■ What needs to be done ■
Which lines of the records contain "FhESP"? Collect every one of them.

■ Provided data ■
<<<<

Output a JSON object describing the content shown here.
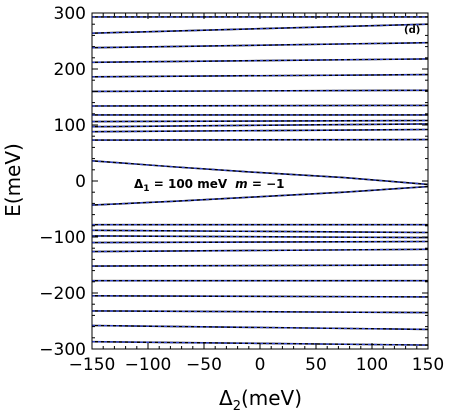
{
  "chart_data": {
    "type": "line",
    "title": "",
    "panel_label": "(d)",
    "xlabel_main": "Δ",
    "xlabel_sub": "2",
    "xlabel_unit": "(meV)",
    "ylabel": "E(meV)",
    "xlim": [
      -150,
      150
    ],
    "ylim": [
      -300,
      300
    ],
    "xticks": [
      -150,
      -100,
      -50,
      0,
      50,
      100,
      150
    ],
    "xtick_labels": [
      "−150",
      "−100",
      "−50",
      "0",
      "50",
      "100",
      "150"
    ],
    "yticks": [
      -300,
      -200,
      -100,
      0,
      100,
      200,
      300
    ],
    "ytick_labels": [
      "−300",
      "−200",
      "−100",
      "0",
      "100",
      "200",
      "300"
    ],
    "annotation": {
      "delta_symbol": "Δ",
      "delta_sub": "1",
      "delta_value": " = 100 meV",
      "m_symbol": "m",
      "m_value": " = −1"
    },
    "grid": false,
    "line_color": "#000000",
    "dash_color": "#3344cc",
    "series": [
      {
        "values": [
          [
            -150,
            293
          ],
          [
            150,
            293
          ]
        ]
      },
      {
        "values": [
          [
            -150,
            264
          ],
          [
            150,
            280
          ]
        ]
      },
      {
        "values": [
          [
            -150,
            238
          ],
          [
            150,
            247
          ]
        ]
      },
      {
        "values": [
          [
            -150,
            212
          ],
          [
            150,
            218
          ]
        ]
      },
      {
        "values": [
          [
            -150,
            186
          ],
          [
            150,
            190
          ]
        ]
      },
      {
        "values": [
          [
            -150,
            160
          ],
          [
            150,
            162
          ]
        ]
      },
      {
        "values": [
          [
            -150,
            134
          ],
          [
            150,
            135
          ]
        ]
      },
      {
        "values": [
          [
            -150,
            118
          ],
          [
            150,
            118
          ]
        ]
      },
      {
        "values": [
          [
            -150,
            106
          ],
          [
            150,
            108
          ]
        ]
      },
      {
        "values": [
          [
            -150,
            97
          ],
          [
            150,
            102
          ]
        ]
      },
      {
        "values": [
          [
            -150,
            88
          ],
          [
            150,
            92
          ]
        ]
      },
      {
        "values": [
          [
            -150,
            73
          ],
          [
            150,
            74
          ]
        ]
      },
      {
        "values": [
          [
            -150,
            36
          ],
          [
            -75,
            25
          ],
          [
            0,
            15
          ],
          [
            75,
            6
          ],
          [
            150,
            -6
          ]
        ]
      },
      {
        "values": [
          [
            -150,
            -43
          ],
          [
            -75,
            -36
          ],
          [
            0,
            -28
          ],
          [
            75,
            -20
          ],
          [
            150,
            -10
          ]
        ]
      },
      {
        "values": [
          [
            -150,
            -78
          ],
          [
            150,
            -78
          ]
        ]
      },
      {
        "values": [
          [
            -150,
            -88
          ],
          [
            150,
            -92
          ]
        ]
      },
      {
        "values": [
          [
            -150,
            -98
          ],
          [
            150,
            -101
          ]
        ]
      },
      {
        "values": [
          [
            -150,
            -110
          ],
          [
            150,
            -108
          ]
        ]
      },
      {
        "values": [
          [
            -150,
            -126
          ],
          [
            150,
            -122
          ]
        ]
      },
      {
        "values": [
          [
            -150,
            -152
          ],
          [
            150,
            -150
          ]
        ]
      },
      {
        "values": [
          [
            -150,
            -178
          ],
          [
            150,
            -178
          ]
        ]
      },
      {
        "values": [
          [
            -150,
            -205
          ],
          [
            150,
            -207
          ]
        ]
      },
      {
        "values": [
          [
            -150,
            -232
          ],
          [
            150,
            -235
          ]
        ]
      },
      {
        "values": [
          [
            -150,
            -258
          ],
          [
            150,
            -265
          ]
        ]
      },
      {
        "values": [
          [
            -150,
            -287
          ],
          [
            150,
            -293
          ]
        ]
      }
    ]
  }
}
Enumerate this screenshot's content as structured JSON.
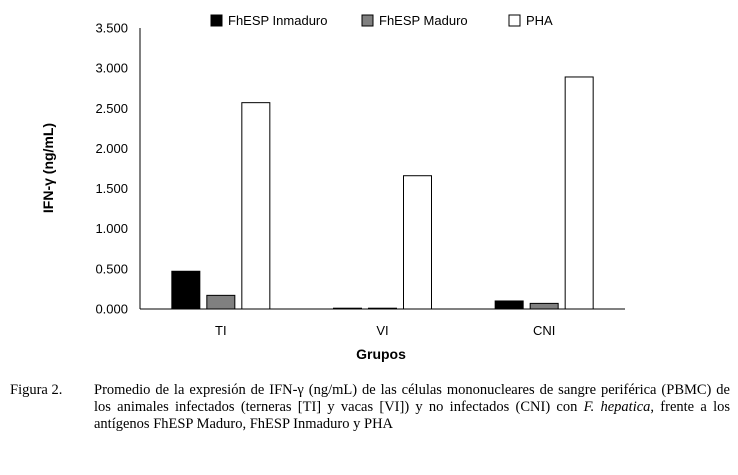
{
  "chart_data": {
    "type": "bar",
    "categories": [
      "TI",
      "VI",
      "CNI"
    ],
    "series": [
      {
        "name": "FhESP Inmaduro",
        "color": "#000000",
        "values": [
          0.47,
          0.01,
          0.1
        ]
      },
      {
        "name": "FhESP Maduro",
        "color": "#808080",
        "values": [
          0.17,
          0.005,
          0.07
        ]
      },
      {
        "name": "PHA",
        "color": "#ffffff",
        "values": [
          2.57,
          1.66,
          2.89
        ]
      }
    ],
    "xlabel": "Grupos",
    "ylabel": "IFN-γ (ng/mL)",
    "ylim": [
      0,
      3.5
    ],
    "yticks": [
      "0.000",
      "0.500",
      "1.000",
      "1.500",
      "2.000",
      "2.500",
      "3.000",
      "3.500"
    ],
    "legend_position": "top",
    "grid": false
  },
  "caption": {
    "label": "Figura 2.",
    "text_before": "Promedio de la expresión de IFN-γ (ng/mL) de las células mononucleares de sangre periférica (PBMC) de los animales infectados (terneras [TI] y vacas [VI]) y no infectados (CNI) con ",
    "italic": "F. hepatica",
    "text_after": ", frente a los antígenos FhESP Maduro, FhESP Inmaduro y PHA"
  }
}
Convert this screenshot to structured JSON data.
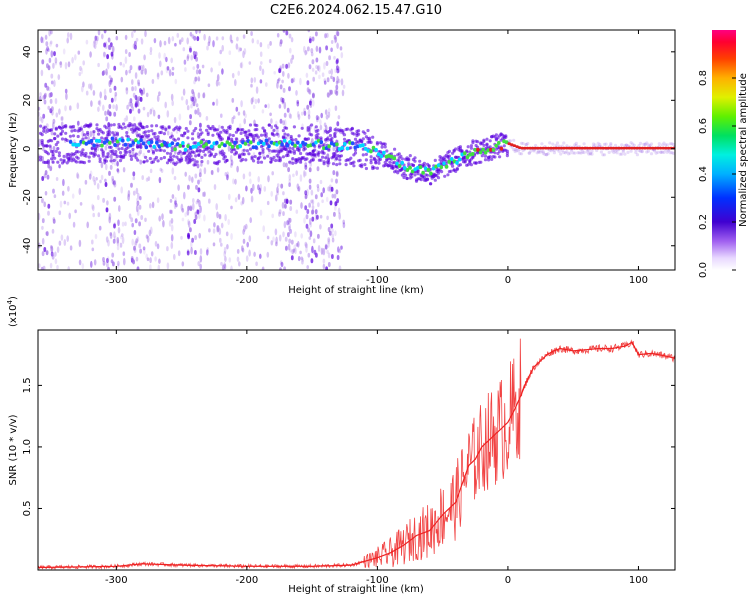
{
  "title": "C2E6.2024.062.15.47.G10",
  "chart_data": [
    {
      "type": "heatmap",
      "xlabel": "Height of straight line (km)",
      "ylabel": "Frequency (Hz)",
      "xlim": [
        -360,
        128
      ],
      "ylim": [
        -50,
        49
      ],
      "xticks": [
        -300,
        -200,
        -100,
        0,
        100
      ],
      "yticks": [
        -40,
        -20,
        0,
        20,
        40
      ],
      "colorbar": {
        "label": "Normalized spectral amplitude",
        "range": [
          0,
          1
        ],
        "ticks": [
          "0.0",
          "0.2",
          "0.4",
          "0.6",
          "0.8"
        ]
      },
      "ridge": {
        "x": [
          -330,
          -300,
          -250,
          -200,
          -150,
          -120,
          -100,
          -80,
          -60,
          -45,
          -30,
          -15,
          0,
          10,
          50,
          128
        ],
        "frequency": [
          2,
          3,
          1,
          2,
          2,
          1,
          -1,
          -7,
          -10,
          -6,
          -2,
          0,
          2,
          0,
          0,
          0
        ]
      },
      "colors": {
        "low": "#a06ee6",
        "mid": "#5a00e0",
        "blue": "#2050ff",
        "cyan": "#00d8ff",
        "green": "#40e040",
        "red": "#e02020"
      }
    },
    {
      "type": "line",
      "xlabel": "Height of straight line (km)",
      "ylabel": "SNR (10 * v/v)",
      "multiplier": "(x10",
      "multiplier_exp": "4",
      "multiplier_close": ")",
      "xlim": [
        -360,
        128
      ],
      "ylim": [
        0,
        1.95
      ],
      "xticks": [
        -300,
        -200,
        -100,
        0,
        100
      ],
      "yticks": [
        "0.5",
        "1.0",
        "1.5"
      ],
      "color": "#ee2222",
      "series": [
        {
          "x": [
            -360,
            -300,
            -280,
            -250,
            -200,
            -150,
            -120,
            -100,
            -90,
            -80,
            -70,
            -60,
            -50,
            -40,
            -35,
            -30,
            -25,
            -20,
            -15,
            -10,
            -5,
            0,
            5,
            10,
            15,
            20,
            25,
            30,
            35,
            40,
            50,
            60,
            70,
            80,
            90,
            95,
            100,
            110,
            120,
            128
          ],
          "y": [
            0.02,
            0.03,
            0.05,
            0.04,
            0.03,
            0.03,
            0.04,
            0.1,
            0.14,
            0.2,
            0.28,
            0.32,
            0.45,
            0.55,
            0.7,
            0.85,
            0.9,
            1.0,
            1.05,
            1.1,
            1.15,
            1.2,
            1.3,
            1.42,
            1.55,
            1.65,
            1.7,
            1.75,
            1.78,
            1.8,
            1.78,
            1.79,
            1.8,
            1.8,
            1.82,
            1.85,
            1.75,
            1.76,
            1.74,
            1.72
          ]
        }
      ]
    }
  ]
}
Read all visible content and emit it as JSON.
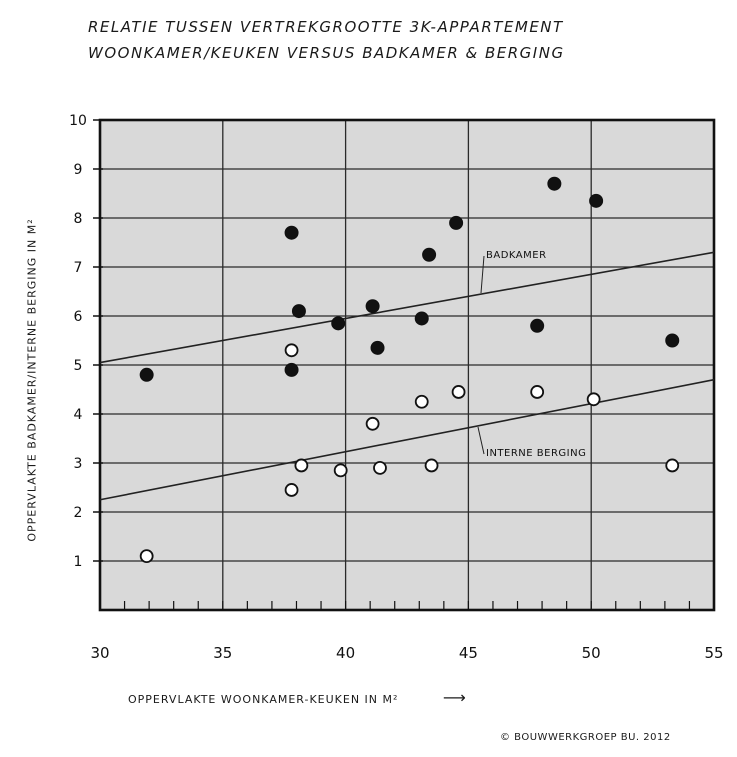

>>>>

■ Response to the exercise ■
        "name": "FhESP Inmaduro",
        "name": "FhESP Maduro",
    "text_after": ", frente a los antígenos FhESP Maduro, FhESP Inmaduro y PHA"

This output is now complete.